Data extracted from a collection
►
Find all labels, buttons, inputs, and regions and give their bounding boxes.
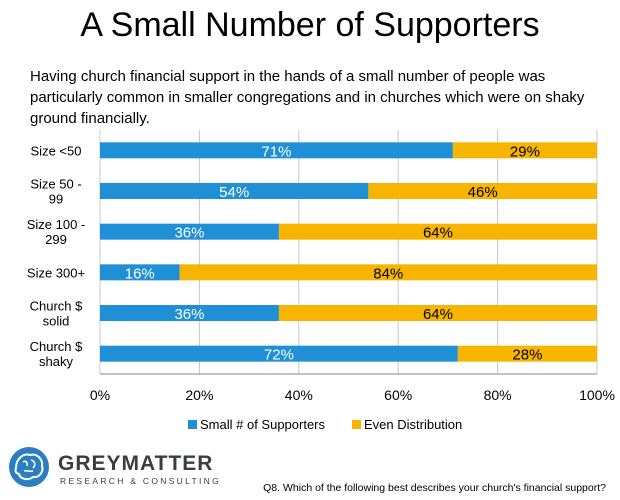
category-label: Size 300+ [27,265,85,280]
category-label: Church $ shaky [30,339,84,369]
data-label: 72% [264,347,294,364]
logo-name: GREYMATTER [58,452,214,475]
bar-segment [100,264,180,281]
legend-label: Small # of Supporters [200,417,326,432]
x-tick-label: 100% [579,387,615,403]
greymatter-logo: GREYMATTER RESEARCH & CONSULTING [6,444,286,492]
x-tick-label: 60% [384,387,412,403]
data-label: 64% [423,306,453,323]
stacked-bar-chart: 71% 29% Size <50 54% 46% Size 50 -99 36% 64% Siz… [27,130,615,432]
category-label: Church $ solid [30,299,84,329]
x-tick-label: 40% [285,387,313,403]
bar-segment [368,183,597,199]
bar-segment [179,264,597,281]
bar-segment [100,183,369,199]
chart-title: A Small Number of Supporters [80,6,540,44]
data-label: 64% [423,225,453,242]
category-label: Size <50 [31,143,82,158]
brain-icon [9,447,49,487]
category-label: Size 50 -99 [30,177,81,207]
x-tick-label: 20% [185,387,213,403]
legend-label: Even Distribution [364,417,462,432]
logo-subtitle: RESEARCH & CONSULTING [60,476,222,486]
bar-segment [100,223,279,240]
bar-segment [278,223,597,240]
chart-subtitle: Having church financial support in the h… [30,68,585,127]
bar-segment [100,345,458,362]
data-label: 54% [219,184,249,201]
legend-swatch [188,420,197,429]
question-footnote: Q8. Which of the following best describe… [263,482,606,494]
data-label: 84% [373,265,403,282]
data-label: 28% [512,347,542,364]
data-label: 36% [174,225,204,242]
data-label: 16% [125,265,155,282]
data-label: 29% [510,143,540,160]
x-tick-label: 0% [90,387,110,403]
bar-segment [278,305,597,321]
x-tick-label: 80% [484,387,512,403]
data-label: 46% [468,184,498,201]
category-label: Size 100 -299 [27,217,86,247]
data-label: 36% [174,306,204,323]
bar-segment [452,142,597,159]
data-label: 71% [261,143,291,160]
bar-segment [457,345,597,362]
bar-segment [100,142,453,159]
legend-swatch [352,420,361,429]
bar-segment [100,305,279,321]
◄
- **REQUIREMENTS**
Output all of the lines above exactly as they appear, leaving out the picture.

- **RESPONSE TO THE TASK**
Find all labels, buttons, inputs, and regions and give their bounding boxes.
category-label: Size 300+ [27,265,85,280]
category-label: Church $ shaky [30,339,84,369]
data-label: 72% [264,347,294,364]
logo-name: GREYMATTER [58,452,214,475]
bar-segment [100,264,180,281]
legend-label: Small # of Supporters [200,417,326,432]
x-tick-label: 100% [579,387,615,403]
greymatter-logo: GREYMATTER RESEARCH & CONSULTING [6,444,286,492]
x-tick-label: 60% [384,387,412,403]
data-label: 64% [423,306,453,323]
stacked-bar-chart: 71% 29% Size <50 54% 46% Size 50 -99 36% 64% Siz… [27,130,615,432]
category-label: Church $ solid [30,299,84,329]
x-tick-label: 40% [285,387,313,403]
bar-segment [368,183,597,199]
bar-segment [179,264,597,281]
bar-segment [100,183,369,199]
chart-title: A Small Number of Supporters [80,6,540,44]
data-label: 64% [423,225,453,242]
category-label: Size <50 [31,143,82,158]
brain-icon [9,447,49,487]
category-label: Size 50 -99 [30,177,81,207]
x-tick-label: 20% [185,387,213,403]
legend-label: Even Distribution [364,417,462,432]
logo-subtitle: RESEARCH & CONSULTING [60,476,222,486]
bar-segment [100,223,279,240]
bar-segment [278,223,597,240]
chart-subtitle: Having church financial support in the h… [30,68,585,127]
bar-segment [100,345,458,362]
data-label: 54% [219,184,249,201]
legend-swatch [188,420,197,429]
question-footnote: Q8. Which of the following best describe… [263,482,606,494]
data-label: 84% [373,265,403,282]
data-label: 28% [512,347,542,364]
data-label: 36% [174,225,204,242]
data-label: 16% [125,265,155,282]
data-label: 29% [510,143,540,160]
x-tick-label: 0% [90,387,110,403]
bar-segment [278,305,597,321]
x-tick-label: 80% [484,387,512,403]
data-label: 46% [468,184,498,201]
category-label: Size 100 -299 [27,217,86,247]
data-label: 36% [174,306,204,323]
bar-segment [452,142,597,159]
data-label: 71% [261,143,291,160]
bar-segment [457,345,597,362]
bar-segment [100,142,453,159]
legend-swatch [352,420,361,429]
bar-segment [100,305,279,321]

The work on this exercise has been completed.